* Begin *
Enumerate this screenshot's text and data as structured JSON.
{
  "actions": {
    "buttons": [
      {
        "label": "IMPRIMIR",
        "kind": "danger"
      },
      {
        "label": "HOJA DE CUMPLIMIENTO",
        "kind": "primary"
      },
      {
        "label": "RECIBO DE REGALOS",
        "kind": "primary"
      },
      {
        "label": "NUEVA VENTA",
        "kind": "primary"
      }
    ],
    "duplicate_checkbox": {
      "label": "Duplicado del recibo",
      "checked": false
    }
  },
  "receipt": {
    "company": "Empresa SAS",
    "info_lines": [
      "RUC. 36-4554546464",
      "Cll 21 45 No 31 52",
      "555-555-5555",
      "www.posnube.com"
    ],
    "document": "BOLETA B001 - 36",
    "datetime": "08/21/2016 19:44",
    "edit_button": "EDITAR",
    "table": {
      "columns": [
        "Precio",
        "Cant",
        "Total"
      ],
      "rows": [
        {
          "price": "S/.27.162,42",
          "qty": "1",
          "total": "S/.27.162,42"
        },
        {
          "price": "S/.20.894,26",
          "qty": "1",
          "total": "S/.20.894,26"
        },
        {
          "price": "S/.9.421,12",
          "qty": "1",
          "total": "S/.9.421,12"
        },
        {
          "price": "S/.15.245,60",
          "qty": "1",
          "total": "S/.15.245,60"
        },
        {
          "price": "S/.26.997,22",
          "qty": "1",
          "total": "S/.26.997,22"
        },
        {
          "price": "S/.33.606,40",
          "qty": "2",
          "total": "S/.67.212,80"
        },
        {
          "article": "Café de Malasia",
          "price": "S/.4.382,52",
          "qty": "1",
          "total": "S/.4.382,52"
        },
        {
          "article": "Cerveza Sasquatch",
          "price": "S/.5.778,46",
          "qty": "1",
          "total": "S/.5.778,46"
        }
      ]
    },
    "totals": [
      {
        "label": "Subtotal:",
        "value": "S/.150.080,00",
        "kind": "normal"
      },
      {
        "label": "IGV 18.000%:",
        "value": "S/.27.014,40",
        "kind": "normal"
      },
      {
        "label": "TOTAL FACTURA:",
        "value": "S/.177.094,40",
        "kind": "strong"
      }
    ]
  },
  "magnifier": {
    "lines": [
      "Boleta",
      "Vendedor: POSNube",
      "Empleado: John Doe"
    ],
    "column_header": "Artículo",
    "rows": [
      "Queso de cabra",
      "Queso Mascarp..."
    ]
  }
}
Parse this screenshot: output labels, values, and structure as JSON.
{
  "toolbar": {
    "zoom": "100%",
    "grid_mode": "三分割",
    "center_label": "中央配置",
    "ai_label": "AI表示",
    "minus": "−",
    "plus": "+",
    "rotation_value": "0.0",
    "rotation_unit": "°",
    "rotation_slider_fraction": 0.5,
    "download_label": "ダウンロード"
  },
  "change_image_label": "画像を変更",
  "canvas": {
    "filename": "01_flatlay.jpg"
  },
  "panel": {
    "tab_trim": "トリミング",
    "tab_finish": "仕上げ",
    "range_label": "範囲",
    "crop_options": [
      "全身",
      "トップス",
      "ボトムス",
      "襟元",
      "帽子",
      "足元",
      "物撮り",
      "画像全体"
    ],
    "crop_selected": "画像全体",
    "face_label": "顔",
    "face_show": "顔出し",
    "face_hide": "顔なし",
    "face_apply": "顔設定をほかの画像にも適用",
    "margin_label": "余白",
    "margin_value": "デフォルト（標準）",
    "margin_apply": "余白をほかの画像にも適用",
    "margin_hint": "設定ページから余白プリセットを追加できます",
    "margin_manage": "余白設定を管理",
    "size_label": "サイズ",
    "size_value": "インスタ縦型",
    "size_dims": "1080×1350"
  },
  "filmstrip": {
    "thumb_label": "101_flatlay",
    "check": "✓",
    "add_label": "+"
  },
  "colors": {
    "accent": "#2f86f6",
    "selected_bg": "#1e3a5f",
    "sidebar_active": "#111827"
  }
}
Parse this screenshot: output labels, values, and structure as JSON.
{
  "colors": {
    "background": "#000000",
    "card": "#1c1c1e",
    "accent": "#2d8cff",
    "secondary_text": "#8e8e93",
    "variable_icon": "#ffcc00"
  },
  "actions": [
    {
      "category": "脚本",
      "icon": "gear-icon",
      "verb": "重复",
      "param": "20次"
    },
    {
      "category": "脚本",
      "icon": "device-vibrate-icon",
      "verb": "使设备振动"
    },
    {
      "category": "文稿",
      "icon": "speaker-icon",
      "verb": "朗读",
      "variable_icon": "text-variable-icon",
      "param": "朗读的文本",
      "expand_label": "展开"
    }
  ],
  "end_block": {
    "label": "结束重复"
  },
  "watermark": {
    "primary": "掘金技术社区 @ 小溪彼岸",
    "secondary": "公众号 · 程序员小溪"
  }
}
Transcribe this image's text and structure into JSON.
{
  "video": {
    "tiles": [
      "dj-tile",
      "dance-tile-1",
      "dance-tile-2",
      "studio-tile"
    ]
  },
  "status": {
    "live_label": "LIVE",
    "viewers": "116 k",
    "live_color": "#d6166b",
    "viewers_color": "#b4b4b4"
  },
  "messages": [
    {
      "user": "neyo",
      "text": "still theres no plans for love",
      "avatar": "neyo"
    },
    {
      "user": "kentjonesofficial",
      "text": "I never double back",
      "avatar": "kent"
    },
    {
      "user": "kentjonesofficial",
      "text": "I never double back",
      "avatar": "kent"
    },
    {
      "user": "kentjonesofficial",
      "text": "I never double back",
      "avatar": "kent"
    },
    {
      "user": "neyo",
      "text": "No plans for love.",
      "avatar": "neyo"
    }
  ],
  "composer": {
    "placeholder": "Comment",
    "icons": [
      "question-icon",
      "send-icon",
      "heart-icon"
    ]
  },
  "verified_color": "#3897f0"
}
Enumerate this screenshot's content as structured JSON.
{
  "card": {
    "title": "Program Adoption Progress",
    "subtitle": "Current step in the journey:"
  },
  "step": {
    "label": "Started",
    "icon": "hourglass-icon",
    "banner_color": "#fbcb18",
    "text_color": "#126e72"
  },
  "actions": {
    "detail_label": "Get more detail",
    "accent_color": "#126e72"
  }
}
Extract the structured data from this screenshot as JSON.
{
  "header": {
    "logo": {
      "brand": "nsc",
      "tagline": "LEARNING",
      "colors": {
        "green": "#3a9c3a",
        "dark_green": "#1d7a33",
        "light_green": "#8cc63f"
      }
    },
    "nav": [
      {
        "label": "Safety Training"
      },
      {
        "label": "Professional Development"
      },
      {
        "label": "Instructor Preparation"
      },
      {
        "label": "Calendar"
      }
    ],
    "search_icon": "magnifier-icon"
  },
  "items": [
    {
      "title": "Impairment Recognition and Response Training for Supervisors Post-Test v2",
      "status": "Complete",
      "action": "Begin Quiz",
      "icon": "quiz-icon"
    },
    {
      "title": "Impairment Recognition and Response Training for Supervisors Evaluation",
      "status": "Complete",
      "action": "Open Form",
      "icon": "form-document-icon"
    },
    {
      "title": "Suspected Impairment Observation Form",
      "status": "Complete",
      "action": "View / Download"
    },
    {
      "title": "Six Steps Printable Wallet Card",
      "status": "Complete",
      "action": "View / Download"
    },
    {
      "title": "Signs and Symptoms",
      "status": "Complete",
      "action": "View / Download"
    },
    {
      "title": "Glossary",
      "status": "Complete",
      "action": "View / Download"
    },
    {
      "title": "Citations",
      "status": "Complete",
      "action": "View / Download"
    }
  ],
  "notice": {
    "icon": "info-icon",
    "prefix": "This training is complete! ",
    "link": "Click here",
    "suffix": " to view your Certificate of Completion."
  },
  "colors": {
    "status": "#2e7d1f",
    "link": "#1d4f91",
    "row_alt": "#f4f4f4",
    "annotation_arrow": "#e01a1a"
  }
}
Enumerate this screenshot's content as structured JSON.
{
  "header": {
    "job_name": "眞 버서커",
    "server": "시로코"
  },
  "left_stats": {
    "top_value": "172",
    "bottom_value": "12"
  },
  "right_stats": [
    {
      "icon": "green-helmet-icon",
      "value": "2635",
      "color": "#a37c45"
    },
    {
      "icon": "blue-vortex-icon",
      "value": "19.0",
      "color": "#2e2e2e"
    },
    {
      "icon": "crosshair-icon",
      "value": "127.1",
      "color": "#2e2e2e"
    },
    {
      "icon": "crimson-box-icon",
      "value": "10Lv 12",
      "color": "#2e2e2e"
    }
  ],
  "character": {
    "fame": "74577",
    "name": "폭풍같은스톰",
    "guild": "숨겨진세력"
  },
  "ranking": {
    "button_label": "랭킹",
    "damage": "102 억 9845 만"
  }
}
* End *
■ Written task
Show all lines above holding "love".

■ Solved problem
      "text": "still theres no plans for love",
      "text": "No plans for love.",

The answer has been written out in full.